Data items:
━━━
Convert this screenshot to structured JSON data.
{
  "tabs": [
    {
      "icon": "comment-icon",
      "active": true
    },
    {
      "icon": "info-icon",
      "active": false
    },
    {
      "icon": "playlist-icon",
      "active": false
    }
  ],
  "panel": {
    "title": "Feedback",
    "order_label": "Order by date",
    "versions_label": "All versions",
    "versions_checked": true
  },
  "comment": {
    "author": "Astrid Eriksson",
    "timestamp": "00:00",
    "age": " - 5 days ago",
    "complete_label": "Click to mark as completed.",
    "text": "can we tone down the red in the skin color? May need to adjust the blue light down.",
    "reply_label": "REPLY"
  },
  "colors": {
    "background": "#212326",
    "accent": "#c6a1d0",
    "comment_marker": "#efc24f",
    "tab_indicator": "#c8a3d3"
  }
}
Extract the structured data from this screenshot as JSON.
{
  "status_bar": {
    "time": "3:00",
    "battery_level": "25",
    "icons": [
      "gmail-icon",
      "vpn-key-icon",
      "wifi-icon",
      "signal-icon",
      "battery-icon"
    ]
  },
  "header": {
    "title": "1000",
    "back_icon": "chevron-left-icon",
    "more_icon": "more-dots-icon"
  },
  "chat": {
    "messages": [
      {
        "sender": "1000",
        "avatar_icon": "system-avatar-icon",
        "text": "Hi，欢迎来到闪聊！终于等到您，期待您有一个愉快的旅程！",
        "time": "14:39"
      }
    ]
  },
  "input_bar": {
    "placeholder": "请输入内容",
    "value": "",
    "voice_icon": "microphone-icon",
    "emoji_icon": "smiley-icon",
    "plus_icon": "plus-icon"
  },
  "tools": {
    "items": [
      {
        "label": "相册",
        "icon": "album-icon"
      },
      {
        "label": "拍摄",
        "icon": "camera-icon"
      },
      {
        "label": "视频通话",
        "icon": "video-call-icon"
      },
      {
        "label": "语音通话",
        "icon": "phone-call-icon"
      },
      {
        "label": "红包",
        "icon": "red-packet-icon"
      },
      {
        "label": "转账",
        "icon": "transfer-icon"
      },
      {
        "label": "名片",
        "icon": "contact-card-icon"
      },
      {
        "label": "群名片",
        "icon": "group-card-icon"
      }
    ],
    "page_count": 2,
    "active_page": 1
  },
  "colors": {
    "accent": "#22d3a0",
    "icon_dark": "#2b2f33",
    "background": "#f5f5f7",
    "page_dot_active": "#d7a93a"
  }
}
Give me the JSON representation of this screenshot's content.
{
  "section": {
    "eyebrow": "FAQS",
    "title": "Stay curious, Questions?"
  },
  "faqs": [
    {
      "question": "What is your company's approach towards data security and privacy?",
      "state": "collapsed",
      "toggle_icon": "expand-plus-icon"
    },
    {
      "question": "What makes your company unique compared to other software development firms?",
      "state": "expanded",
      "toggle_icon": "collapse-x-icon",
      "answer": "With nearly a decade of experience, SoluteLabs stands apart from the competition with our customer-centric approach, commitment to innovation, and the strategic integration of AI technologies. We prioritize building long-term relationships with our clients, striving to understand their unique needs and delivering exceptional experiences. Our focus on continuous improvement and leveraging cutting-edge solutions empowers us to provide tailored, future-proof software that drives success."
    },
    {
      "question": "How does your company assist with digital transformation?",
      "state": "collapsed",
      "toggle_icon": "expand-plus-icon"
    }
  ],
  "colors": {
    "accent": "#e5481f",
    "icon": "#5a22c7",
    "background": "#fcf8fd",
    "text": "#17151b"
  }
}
━━━
__Task instructions__
Your task is to return, exactly and on their own, the lines from the one containing "Give me the" through the last line of the listing.

__Output__
Give me the JSON representation of this screenshot's content.
{
  "section": {
    "eyebrow": "FAQS",
    "title": "Stay curious, Questions?"
  },
  "faqs": [
    {
      "question": "What is your company's approach towards data security and privacy?",
      "state": "collapsed",
      "toggle_icon": "expand-plus-icon"
    },
    {
      "question": "What makes your company unique compared to other software development firms?",
      "state": "expanded",
      "toggle_icon": "collapse-x-icon",
      "answer": "With nearly a decade of experience, SoluteLabs stands apart from the competition with our customer-centric approach, commitment to innovation, and the strategic integration of AI technologies. We prioritize building long-term relationships with our clients, striving to understand their unique needs and delivering exceptional experiences. Our focus on continuous improvement and leveraging cutting-edge solutions empowers us to provide tailored, future-proof software that drives success."
    },
    {
      "question": "How does your company assist with digital transformation?",
      "state": "collapsed",
      "toggle_icon": "expand-plus-icon"
    }
  ],
  "colors": {
    "accent": "#e5481f",
    "icon": "#5a22c7",
    "background": "#fcf8fd",
    "text": "#17151b"
  }
}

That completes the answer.